___ Supplied information

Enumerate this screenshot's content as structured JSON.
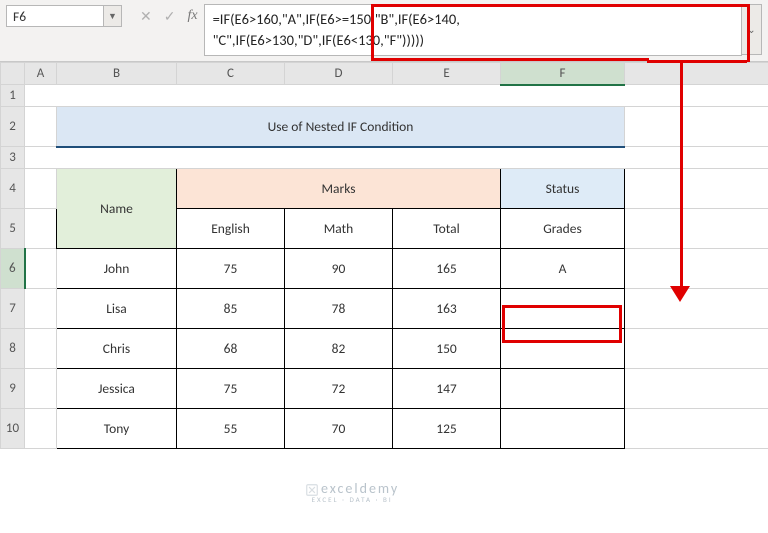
{
  "namebox": {
    "value": "F6"
  },
  "formula_bar": {
    "l1": "=IF(E6>160,\"A\",IF(E6>=150,\"B\",IF(E6>140,",
    "l2": "\"C\",IF(E6>130,\"D\",IF(E6<130,\"F\")))))"
  },
  "columns": [
    "A",
    "B",
    "C",
    "D",
    "E",
    "F"
  ],
  "rows": [
    "1",
    "2",
    "3",
    "4",
    "5",
    "6",
    "7",
    "8",
    "9",
    "10"
  ],
  "title": "Use of Nested IF Condition",
  "headers": {
    "name": "Name",
    "marks": "Marks",
    "status": "Status",
    "english": "English",
    "math": "Math",
    "total": "Total",
    "grades": "Grades"
  },
  "chart_data": {
    "type": "table",
    "columns": [
      "Name",
      "English",
      "Math",
      "Total",
      "Grades"
    ],
    "rows": [
      {
        "name": "John",
        "english": 75,
        "math": 90,
        "total": 165,
        "grade": "A"
      },
      {
        "name": "Lisa",
        "english": 85,
        "math": 78,
        "total": 163,
        "grade": ""
      },
      {
        "name": "Chris",
        "english": 68,
        "math": 82,
        "total": 150,
        "grade": ""
      },
      {
        "name": "Jessica",
        "english": 75,
        "math": 72,
        "total": 147,
        "grade": ""
      },
      {
        "name": "Tony",
        "english": 55,
        "math": 70,
        "total": 125,
        "grade": ""
      }
    ]
  },
  "watermark": {
    "main": "exceldemy",
    "sub": "EXCEL · DATA · BI"
  }
}
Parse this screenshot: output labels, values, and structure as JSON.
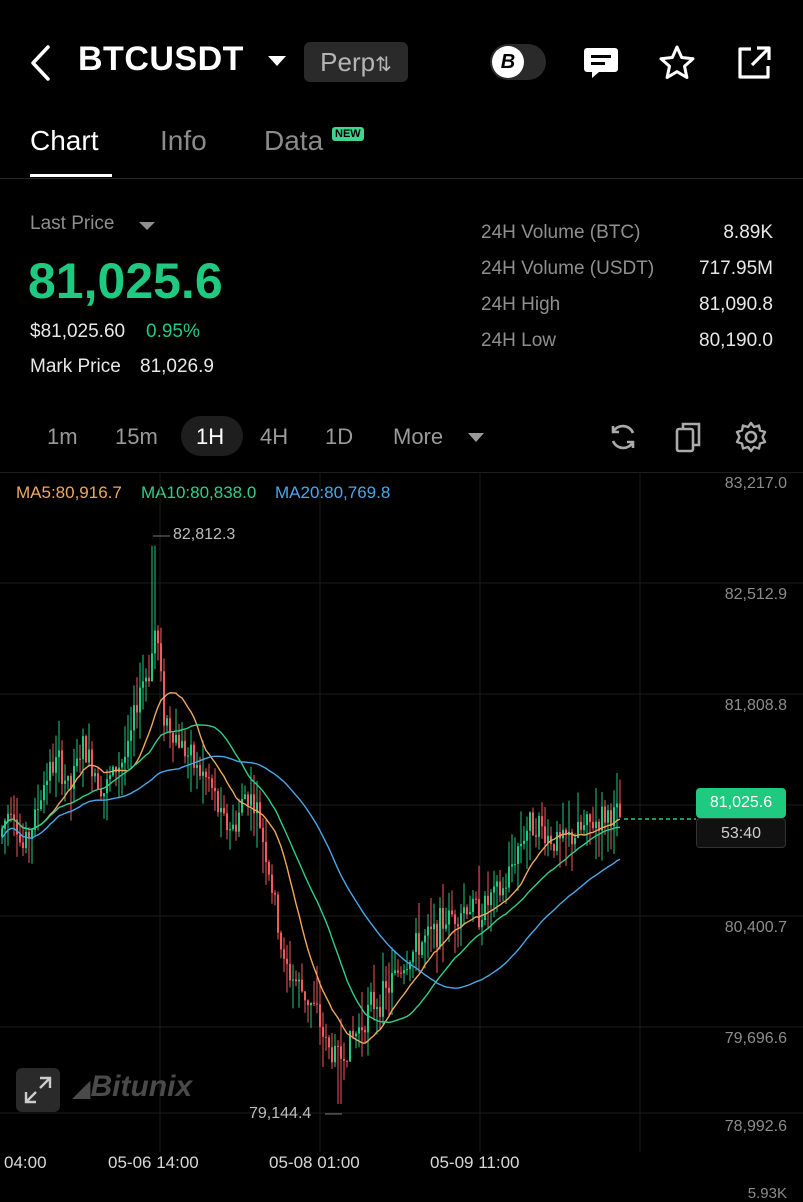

______

• [What to produce] Give all the entries again exactly, dropping each picture.

• [Complete output]
Enumerate this screenshot's content as structured JSON.
{
  "namebox": {
    "value": "F6"
  },
  "formula_bar": {
    "l1": "=IF(E6>160,\"A\",IF(E6>=150,\"B\",IF(E6>140,",
    "l2": "\"C\",IF(E6>130,\"D\",IF(E6<130,\"F\")))))"
  },
  "columns": [
    "A",
    "B",
    "C",
    "D",
    "E",
    "F"
  ],
  "rows": [
    "1",
    "2",
    "3",
    "4",
    "5",
    "6",
    "7",
    "8",
    "9",
    "10"
  ],
  "title": "Use of Nested IF Condition",
  "headers": {
    "name": "Name",
    "marks": "Marks",
    "status": "Status",
    "english": "English",
    "math": "Math",
    "total": "Total",
    "grades": "Grades"
  },
  "chart_data": {
    "type": "table",
    "columns": [
      "Name",
      "English",
      "Math",
      "Total",
      "Grades"
    ],
    "rows": [
      {
        "name": "John",
        "english": 75,
        "math": 90,
        "total": 165,
        "grade": "A"
      },
      {
        "name": "Lisa",
        "english": 85,
        "math": 78,
        "total": 163,
        "grade": ""
      },
      {
        "name": "Chris",
        "english": 68,
        "math": 82,
        "total": 150,
        "grade": ""
      },
      {
        "name": "Jessica",
        "english": 75,
        "math": 72,
        "total": 147,
        "grade": ""
      },
      {
        "name": "Tony",
        "english": 55,
        "math": 70,
        "total": 125,
        "grade": ""
      }
    ]
  },
  "watermark": {
    "main": "exceldemy",
    "sub": "EXCEL · DATA · BI"
  }
}
Parse this screenshot: output labels, values, and structure as JSON.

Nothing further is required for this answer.